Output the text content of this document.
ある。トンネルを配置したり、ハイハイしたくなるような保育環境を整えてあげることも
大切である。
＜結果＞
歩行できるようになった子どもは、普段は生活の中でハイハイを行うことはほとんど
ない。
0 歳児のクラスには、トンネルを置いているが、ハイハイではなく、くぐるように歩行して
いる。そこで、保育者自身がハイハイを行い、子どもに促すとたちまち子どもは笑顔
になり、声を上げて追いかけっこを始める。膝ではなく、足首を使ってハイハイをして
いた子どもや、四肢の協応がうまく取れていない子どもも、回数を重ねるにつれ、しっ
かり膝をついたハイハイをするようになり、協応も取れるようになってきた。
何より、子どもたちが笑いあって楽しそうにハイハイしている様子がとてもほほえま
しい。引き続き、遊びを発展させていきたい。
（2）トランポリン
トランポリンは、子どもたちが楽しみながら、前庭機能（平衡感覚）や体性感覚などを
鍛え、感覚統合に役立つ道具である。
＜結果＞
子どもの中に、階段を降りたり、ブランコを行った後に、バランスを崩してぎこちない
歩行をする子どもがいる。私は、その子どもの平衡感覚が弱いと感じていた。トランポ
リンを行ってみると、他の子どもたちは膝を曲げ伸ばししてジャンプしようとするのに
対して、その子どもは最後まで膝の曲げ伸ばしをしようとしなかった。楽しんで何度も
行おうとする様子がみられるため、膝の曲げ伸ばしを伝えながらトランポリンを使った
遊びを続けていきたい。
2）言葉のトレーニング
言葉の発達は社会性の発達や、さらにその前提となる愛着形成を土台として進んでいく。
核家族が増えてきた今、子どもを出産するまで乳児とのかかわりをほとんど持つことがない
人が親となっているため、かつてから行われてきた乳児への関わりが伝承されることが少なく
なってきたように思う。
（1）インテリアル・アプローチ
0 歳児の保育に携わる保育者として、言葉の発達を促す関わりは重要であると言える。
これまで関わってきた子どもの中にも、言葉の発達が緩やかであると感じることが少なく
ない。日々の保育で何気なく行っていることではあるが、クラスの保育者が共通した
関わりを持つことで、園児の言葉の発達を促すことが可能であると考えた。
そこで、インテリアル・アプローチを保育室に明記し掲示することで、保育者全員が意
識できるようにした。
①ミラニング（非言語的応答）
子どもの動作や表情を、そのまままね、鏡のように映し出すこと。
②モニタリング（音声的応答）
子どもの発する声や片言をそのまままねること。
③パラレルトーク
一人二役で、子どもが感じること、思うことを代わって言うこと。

==

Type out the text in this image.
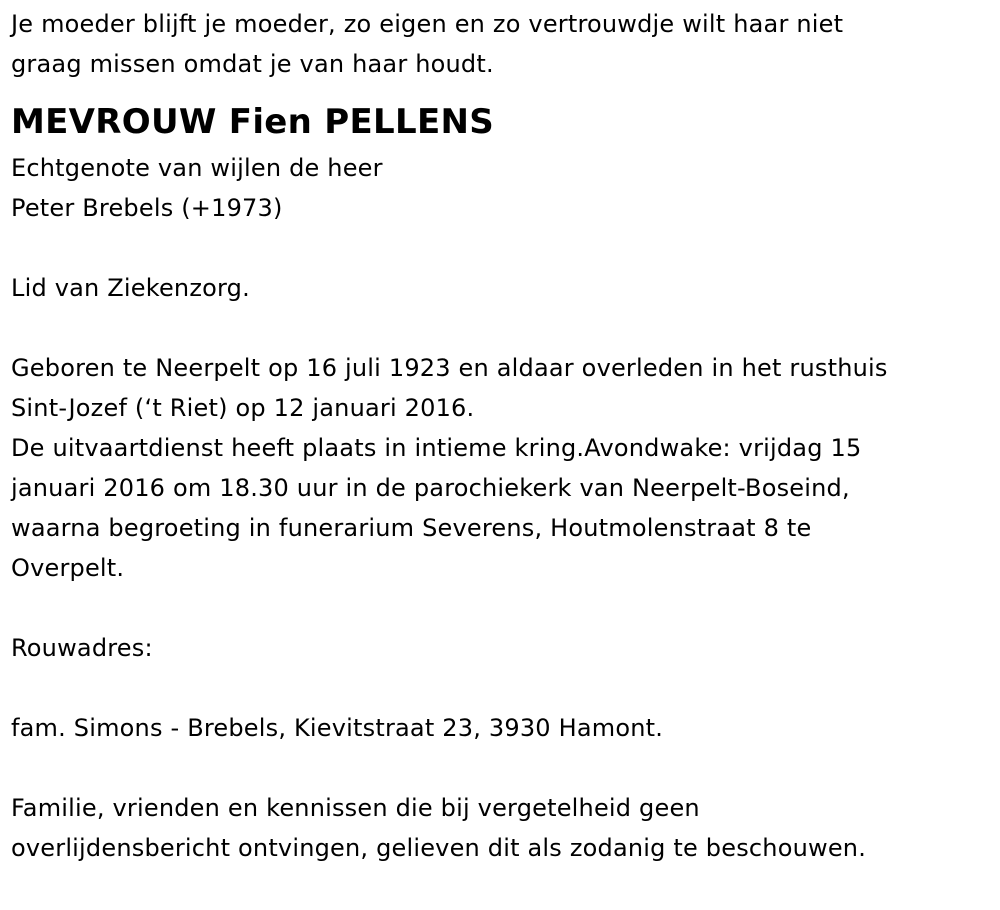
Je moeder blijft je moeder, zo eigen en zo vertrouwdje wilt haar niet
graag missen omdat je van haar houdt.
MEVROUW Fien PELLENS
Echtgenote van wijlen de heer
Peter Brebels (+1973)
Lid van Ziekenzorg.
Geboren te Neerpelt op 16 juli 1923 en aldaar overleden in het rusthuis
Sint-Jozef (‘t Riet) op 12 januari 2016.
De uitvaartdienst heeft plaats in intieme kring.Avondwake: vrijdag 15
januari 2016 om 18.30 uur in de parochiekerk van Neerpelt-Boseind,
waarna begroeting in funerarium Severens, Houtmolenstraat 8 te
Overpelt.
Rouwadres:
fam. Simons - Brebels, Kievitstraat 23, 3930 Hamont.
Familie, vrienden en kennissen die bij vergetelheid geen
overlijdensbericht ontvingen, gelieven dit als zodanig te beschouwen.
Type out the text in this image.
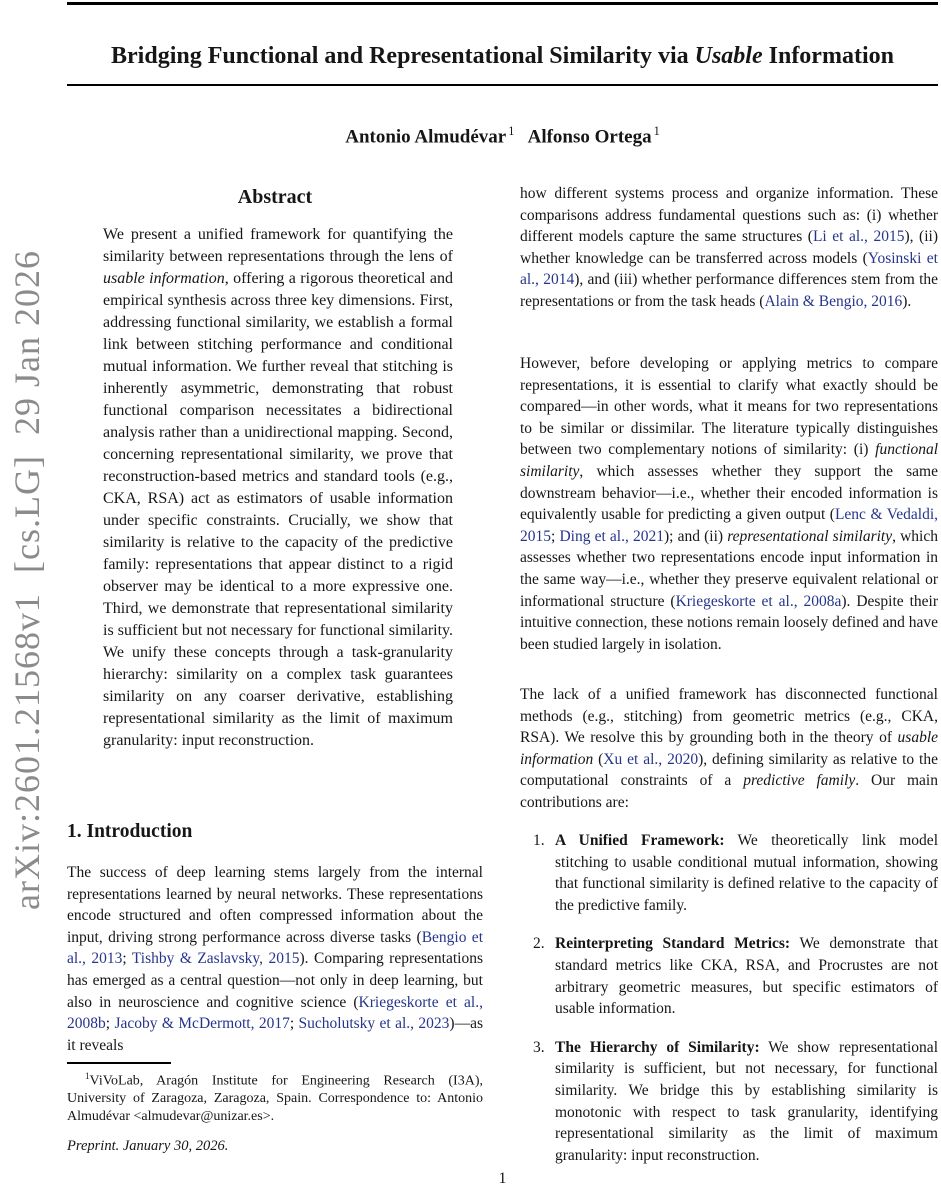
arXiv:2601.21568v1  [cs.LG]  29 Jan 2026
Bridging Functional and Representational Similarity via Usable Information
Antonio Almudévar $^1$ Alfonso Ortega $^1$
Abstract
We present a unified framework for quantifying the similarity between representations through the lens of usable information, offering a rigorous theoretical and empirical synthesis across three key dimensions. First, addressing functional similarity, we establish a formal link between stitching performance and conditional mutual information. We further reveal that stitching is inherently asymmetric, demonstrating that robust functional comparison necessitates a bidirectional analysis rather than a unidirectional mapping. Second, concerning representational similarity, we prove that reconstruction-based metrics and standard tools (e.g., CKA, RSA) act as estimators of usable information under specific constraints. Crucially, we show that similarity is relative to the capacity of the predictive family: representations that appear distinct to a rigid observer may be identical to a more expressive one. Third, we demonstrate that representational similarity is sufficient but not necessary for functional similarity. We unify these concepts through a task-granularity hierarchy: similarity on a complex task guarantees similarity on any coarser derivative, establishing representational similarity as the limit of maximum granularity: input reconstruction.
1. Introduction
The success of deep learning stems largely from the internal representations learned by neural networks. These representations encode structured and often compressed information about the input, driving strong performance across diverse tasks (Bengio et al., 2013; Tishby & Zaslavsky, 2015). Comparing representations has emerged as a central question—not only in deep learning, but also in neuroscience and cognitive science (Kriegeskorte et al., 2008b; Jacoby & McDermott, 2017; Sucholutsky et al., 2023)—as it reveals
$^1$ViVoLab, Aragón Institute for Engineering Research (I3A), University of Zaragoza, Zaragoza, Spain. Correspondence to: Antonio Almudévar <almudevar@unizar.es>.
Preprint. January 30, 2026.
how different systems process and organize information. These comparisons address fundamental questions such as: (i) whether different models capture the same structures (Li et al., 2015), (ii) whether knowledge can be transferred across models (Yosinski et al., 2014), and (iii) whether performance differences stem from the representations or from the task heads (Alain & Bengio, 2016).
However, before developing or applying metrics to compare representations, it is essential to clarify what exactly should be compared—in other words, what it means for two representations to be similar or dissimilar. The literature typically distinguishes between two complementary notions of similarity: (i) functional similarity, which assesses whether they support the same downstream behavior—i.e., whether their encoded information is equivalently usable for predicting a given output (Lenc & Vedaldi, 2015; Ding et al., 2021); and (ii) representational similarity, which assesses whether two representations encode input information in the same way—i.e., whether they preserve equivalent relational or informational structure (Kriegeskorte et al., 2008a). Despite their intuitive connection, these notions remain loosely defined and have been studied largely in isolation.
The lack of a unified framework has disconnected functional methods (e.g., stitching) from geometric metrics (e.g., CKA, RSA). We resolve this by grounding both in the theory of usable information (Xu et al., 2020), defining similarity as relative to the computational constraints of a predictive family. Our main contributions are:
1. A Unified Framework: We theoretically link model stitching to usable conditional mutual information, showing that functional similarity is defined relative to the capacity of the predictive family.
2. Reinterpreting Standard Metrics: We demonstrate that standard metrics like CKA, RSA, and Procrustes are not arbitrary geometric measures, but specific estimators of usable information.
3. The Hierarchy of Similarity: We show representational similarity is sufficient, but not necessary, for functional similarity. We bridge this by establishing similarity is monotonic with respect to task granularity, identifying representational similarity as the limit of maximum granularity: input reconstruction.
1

** WRITTEN REQUEST **
Identify the lines above that contain the word "Neerpelt", then copy them.

** THE RESULT **
Geboren te Neerpelt op 16 juli 1923 en aldaar overleden in het rusthuis
januari 2016 om 18.30 uur in de parochiekerk van Neerpelt-Boseind,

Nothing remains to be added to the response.